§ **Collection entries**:
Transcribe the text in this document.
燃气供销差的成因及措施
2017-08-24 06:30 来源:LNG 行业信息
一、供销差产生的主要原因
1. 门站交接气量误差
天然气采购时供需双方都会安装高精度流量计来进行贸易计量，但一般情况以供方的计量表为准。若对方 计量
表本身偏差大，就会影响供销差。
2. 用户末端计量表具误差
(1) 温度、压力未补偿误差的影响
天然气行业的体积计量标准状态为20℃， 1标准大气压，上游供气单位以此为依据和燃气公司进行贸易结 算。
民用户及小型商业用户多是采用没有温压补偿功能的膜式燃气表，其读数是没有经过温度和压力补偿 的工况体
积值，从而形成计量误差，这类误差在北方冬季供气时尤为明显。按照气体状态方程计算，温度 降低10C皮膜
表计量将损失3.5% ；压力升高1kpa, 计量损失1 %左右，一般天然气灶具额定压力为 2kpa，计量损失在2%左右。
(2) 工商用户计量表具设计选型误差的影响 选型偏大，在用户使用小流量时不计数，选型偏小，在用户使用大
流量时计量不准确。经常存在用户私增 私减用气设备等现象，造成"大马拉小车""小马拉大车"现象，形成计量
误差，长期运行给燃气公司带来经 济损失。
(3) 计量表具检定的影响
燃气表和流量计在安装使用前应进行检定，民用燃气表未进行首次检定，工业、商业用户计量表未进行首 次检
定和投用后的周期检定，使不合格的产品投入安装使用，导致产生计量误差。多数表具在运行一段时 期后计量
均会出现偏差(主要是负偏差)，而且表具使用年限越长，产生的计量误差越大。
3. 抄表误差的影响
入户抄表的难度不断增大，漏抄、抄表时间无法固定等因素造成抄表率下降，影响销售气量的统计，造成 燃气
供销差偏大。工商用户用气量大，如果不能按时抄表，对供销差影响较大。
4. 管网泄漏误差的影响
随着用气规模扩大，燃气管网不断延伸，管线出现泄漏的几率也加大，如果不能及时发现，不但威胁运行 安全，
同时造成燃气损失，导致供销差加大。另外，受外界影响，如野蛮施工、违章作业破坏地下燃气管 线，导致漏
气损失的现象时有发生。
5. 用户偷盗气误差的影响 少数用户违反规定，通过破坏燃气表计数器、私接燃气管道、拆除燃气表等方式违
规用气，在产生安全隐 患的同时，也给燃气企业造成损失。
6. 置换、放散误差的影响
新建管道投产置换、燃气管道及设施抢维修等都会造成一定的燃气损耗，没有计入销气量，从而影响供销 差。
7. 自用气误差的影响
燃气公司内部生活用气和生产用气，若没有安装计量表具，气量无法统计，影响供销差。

§ **Directions for this task**: Set down the listing above in full, please, exactly as it appears.

§ **Result for this exercise**:
Transcribe the text in this document.
燃气供销差的成因及措施
2017-08-24 06:30 来源:LNG 行业信息
一、供销差产生的主要原因
1. 门站交接气量误差
天然气采购时供需双方都会安装高精度流量计来进行贸易计量，但一般情况以供方的计量表为准。若对方 计量
表本身偏差大，就会影响供销差。
2. 用户末端计量表具误差
(1) 温度、压力未补偿误差的影响
天然气行业的体积计量标准状态为20℃， 1标准大气压，上游供气单位以此为依据和燃气公司进行贸易结 算。
民用户及小型商业用户多是采用没有温压补偿功能的膜式燃气表，其读数是没有经过温度和压力补偿 的工况体
积值，从而形成计量误差，这类误差在北方冬季供气时尤为明显。按照气体状态方程计算，温度 降低10C皮膜
表计量将损失3.5% ；压力升高1kpa, 计量损失1 %左右，一般天然气灶具额定压力为 2kpa，计量损失在2%左右。
(2) 工商用户计量表具设计选型误差的影响 选型偏大，在用户使用小流量时不计数，选型偏小，在用户使用大
流量时计量不准确。经常存在用户私增 私减用气设备等现象，造成"大马拉小车""小马拉大车"现象，形成计量
误差，长期运行给燃气公司带来经 济损失。
(3) 计量表具检定的影响
燃气表和流量计在安装使用前应进行检定，民用燃气表未进行首次检定，工业、商业用户计量表未进行首 次检
定和投用后的周期检定，使不合格的产品投入安装使用，导致产生计量误差。多数表具在运行一段时 期后计量
均会出现偏差(主要是负偏差)，而且表具使用年限越长，产生的计量误差越大。
3. 抄表误差的影响
入户抄表的难度不断增大，漏抄、抄表时间无法固定等因素造成抄表率下降，影响销售气量的统计，造成 燃气
供销差偏大。工商用户用气量大，如果不能按时抄表，对供销差影响较大。
4. 管网泄漏误差的影响
随着用气规模扩大，燃气管网不断延伸，管线出现泄漏的几率也加大，如果不能及时发现，不但威胁运行 安全，
同时造成燃气损失，导致供销差加大。另外，受外界影响，如野蛮施工、违章作业破坏地下燃气管 线，导致漏
气损失的现象时有发生。
5. 用户偷盗气误差的影响 少数用户违反规定，通过破坏燃气表计数器、私接燃气管道、拆除燃气表等方式违
规用气，在产生安全隐 患的同时，也给燃气企业造成损失。
6. 置换、放散误差的影响
新建管道投产置换、燃气管道及设施抢维修等都会造成一定的燃气损耗，没有计入销气量，从而影响供销 差。
7. 自用气误差的影响
燃气公司内部生活用气和生产用气，若没有安装计量表具，气量无法统计，影响供销差。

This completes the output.